(Region boundary data)
┌──
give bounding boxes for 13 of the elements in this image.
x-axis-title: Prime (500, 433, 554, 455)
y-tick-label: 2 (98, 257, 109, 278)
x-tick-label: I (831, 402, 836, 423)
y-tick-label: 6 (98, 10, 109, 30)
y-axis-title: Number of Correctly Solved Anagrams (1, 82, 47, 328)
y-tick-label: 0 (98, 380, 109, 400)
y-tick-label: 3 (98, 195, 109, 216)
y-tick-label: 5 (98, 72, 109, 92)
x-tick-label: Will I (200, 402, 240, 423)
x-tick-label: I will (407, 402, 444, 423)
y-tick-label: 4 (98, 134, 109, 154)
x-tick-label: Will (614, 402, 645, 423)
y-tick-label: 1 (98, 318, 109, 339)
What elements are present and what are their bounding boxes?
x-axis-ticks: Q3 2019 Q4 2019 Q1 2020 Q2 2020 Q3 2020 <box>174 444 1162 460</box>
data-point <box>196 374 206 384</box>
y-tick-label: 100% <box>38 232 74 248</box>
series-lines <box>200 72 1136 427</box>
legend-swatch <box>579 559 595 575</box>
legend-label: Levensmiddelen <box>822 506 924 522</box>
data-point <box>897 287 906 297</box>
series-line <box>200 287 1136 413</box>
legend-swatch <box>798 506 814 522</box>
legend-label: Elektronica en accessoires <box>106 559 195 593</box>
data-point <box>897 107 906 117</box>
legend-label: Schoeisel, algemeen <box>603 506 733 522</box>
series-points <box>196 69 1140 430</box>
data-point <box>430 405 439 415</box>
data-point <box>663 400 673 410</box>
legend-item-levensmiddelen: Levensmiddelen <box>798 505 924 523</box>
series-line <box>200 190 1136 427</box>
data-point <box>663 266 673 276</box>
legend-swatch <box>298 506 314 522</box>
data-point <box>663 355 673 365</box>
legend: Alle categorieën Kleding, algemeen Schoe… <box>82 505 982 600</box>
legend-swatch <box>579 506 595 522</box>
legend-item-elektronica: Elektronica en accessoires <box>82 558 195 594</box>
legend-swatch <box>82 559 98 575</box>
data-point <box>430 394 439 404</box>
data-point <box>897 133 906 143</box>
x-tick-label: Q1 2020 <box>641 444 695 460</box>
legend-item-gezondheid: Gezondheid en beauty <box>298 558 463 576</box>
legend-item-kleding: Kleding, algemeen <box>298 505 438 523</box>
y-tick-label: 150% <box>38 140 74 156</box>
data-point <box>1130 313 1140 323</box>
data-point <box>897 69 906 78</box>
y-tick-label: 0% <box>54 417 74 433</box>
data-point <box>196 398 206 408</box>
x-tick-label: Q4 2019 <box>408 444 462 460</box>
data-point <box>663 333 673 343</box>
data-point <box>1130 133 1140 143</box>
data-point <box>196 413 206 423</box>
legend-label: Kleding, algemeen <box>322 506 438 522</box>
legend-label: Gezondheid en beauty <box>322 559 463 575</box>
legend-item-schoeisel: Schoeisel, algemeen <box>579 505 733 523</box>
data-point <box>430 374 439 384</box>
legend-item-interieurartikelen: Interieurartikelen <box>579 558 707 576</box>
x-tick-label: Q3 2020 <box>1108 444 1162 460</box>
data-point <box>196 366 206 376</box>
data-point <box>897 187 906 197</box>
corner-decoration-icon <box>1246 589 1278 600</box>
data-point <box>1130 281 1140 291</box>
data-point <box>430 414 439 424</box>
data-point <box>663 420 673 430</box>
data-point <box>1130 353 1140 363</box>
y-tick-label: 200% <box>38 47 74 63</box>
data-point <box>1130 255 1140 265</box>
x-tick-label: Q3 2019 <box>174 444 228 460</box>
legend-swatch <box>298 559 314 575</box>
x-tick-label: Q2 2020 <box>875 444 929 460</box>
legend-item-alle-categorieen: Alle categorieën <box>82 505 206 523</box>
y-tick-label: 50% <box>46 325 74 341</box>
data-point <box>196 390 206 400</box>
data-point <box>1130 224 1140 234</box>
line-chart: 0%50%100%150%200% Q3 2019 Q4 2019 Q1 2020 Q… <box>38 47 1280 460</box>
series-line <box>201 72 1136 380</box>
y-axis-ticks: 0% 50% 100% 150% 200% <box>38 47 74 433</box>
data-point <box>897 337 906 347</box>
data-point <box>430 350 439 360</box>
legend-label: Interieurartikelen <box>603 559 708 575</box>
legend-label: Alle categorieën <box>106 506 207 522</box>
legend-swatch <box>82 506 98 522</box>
└──
## Goal
Copy every one of the lines above, character for character.

## Answer for the task
give bounding boxes for 13 of the elements in this image.
x-axis-title: Prime (500, 433, 554, 455)
y-tick-label: 2 (98, 257, 109, 278)
x-tick-label: I (831, 402, 836, 423)
y-tick-label: 6 (98, 10, 109, 30)
y-axis-title: Number of Correctly Solved Anagrams (1, 82, 47, 328)
y-tick-label: 0 (98, 380, 109, 400)
y-tick-label: 3 (98, 195, 109, 216)
y-tick-label: 5 (98, 72, 109, 92)
x-tick-label: Will I (200, 402, 240, 423)
x-tick-label: I will (407, 402, 444, 423)
y-tick-label: 4 (98, 134, 109, 154)
x-tick-label: Will (614, 402, 645, 423)
y-tick-label: 1 (98, 318, 109, 339)
What elements are present and what are their bounding boxes?
x-axis-ticks: Q3 2019 Q4 2019 Q1 2020 Q2 2020 Q3 2020 <box>174 444 1162 460</box>
data-point <box>196 374 206 384</box>
y-tick-label: 100% <box>38 232 74 248</box>
series-lines <box>200 72 1136 427</box>
legend-swatch <box>579 559 595 575</box>
legend-label: Levensmiddelen <box>822 506 924 522</box>
data-point <box>897 287 906 297</box>
series-line <box>200 287 1136 413</box>
legend-swatch <box>798 506 814 522</box>
legend-label: Elektronica en accessoires <box>106 559 195 593</box>
data-point <box>897 107 906 117</box>
legend-label: Schoeisel, algemeen <box>603 506 733 522</box>
series-points <box>196 69 1140 430</box>
data-point <box>430 405 439 415</box>
data-point <box>663 400 673 410</box>
legend-item-levensmiddelen: Levensmiddelen <box>798 505 924 523</box>
series-line <box>200 190 1136 427</box>
data-point <box>663 266 673 276</box>
legend-swatch <box>298 506 314 522</box>
data-point <box>663 355 673 365</box>
legend: Alle categorieën Kleding, algemeen Schoe… <box>82 505 982 600</box>
legend-swatch <box>579 506 595 522</box>
legend-item-elektronica: Elektronica en accessoires <box>82 558 195 594</box>
legend-swatch <box>82 559 98 575</box>
data-point <box>430 394 439 404</box>
data-point <box>897 133 906 143</box>
x-tick-label: Q1 2020 <box>641 444 695 460</box>
legend-item-gezondheid: Gezondheid en beauty <box>298 558 463 576</box>
legend-item-kleding: Kleding, algemeen <box>298 505 438 523</box>
y-tick-label: 150% <box>38 140 74 156</box>
data-point <box>1130 313 1140 323</box>
data-point <box>897 69 906 78</box>
y-tick-label: 0% <box>54 417 74 433</box>
data-point <box>196 398 206 408</box>
x-tick-label: Q4 2019 <box>408 444 462 460</box>
data-point <box>663 333 673 343</box>
data-point <box>1130 133 1140 143</box>
data-point <box>196 413 206 423</box>
legend-label: Kleding, algemeen <box>322 506 438 522</box>
legend-label: Gezondheid en beauty <box>322 559 463 575</box>
legend-item-schoeisel: Schoeisel, algemeen <box>579 505 733 523</box>
data-point <box>430 374 439 384</box>
legend-item-interieurartikelen: Interieurartikelen <box>579 558 707 576</box>
x-tick-label: Q3 2020 <box>1108 444 1162 460</box>
data-point <box>196 366 206 376</box>
data-point <box>897 187 906 197</box>
corner-decoration-icon <box>1246 589 1278 600</box>
data-point <box>1130 281 1140 291</box>
data-point <box>430 414 439 424</box>
data-point <box>663 420 673 430</box>
data-point <box>1130 353 1140 363</box>
y-tick-label: 200% <box>38 47 74 63</box>
data-point <box>1130 255 1140 265</box>
x-tick-label: Q3 2019 <box>174 444 228 460</box>
legend-swatch <box>298 559 314 575</box>
x-tick-label: Q2 2020 <box>875 444 929 460</box>
legend-item-alle-categorieen: Alle categorieën <box>82 505 206 523</box>
y-tick-label: 50% <box>46 325 74 341</box>
data-point <box>196 390 206 400</box>
data-point <box>1130 224 1140 234</box>
line-chart: 0%50%100%150%200% Q3 2019 Q4 2019 Q1 2020 Q… <box>38 47 1280 460</box>
series-line <box>201 72 1136 380</box>
y-axis-ticks: 0% 50% 100% 150% 200% <box>38 47 74 433</box>
data-point <box>897 337 906 347</box>
data-point <box>430 350 439 360</box>
legend-label: Interieurartikelen <box>603 559 708 575</box>
legend-label: Alle categorieën <box>106 506 207 522</box>
legend-swatch <box>82 506 98 522</box>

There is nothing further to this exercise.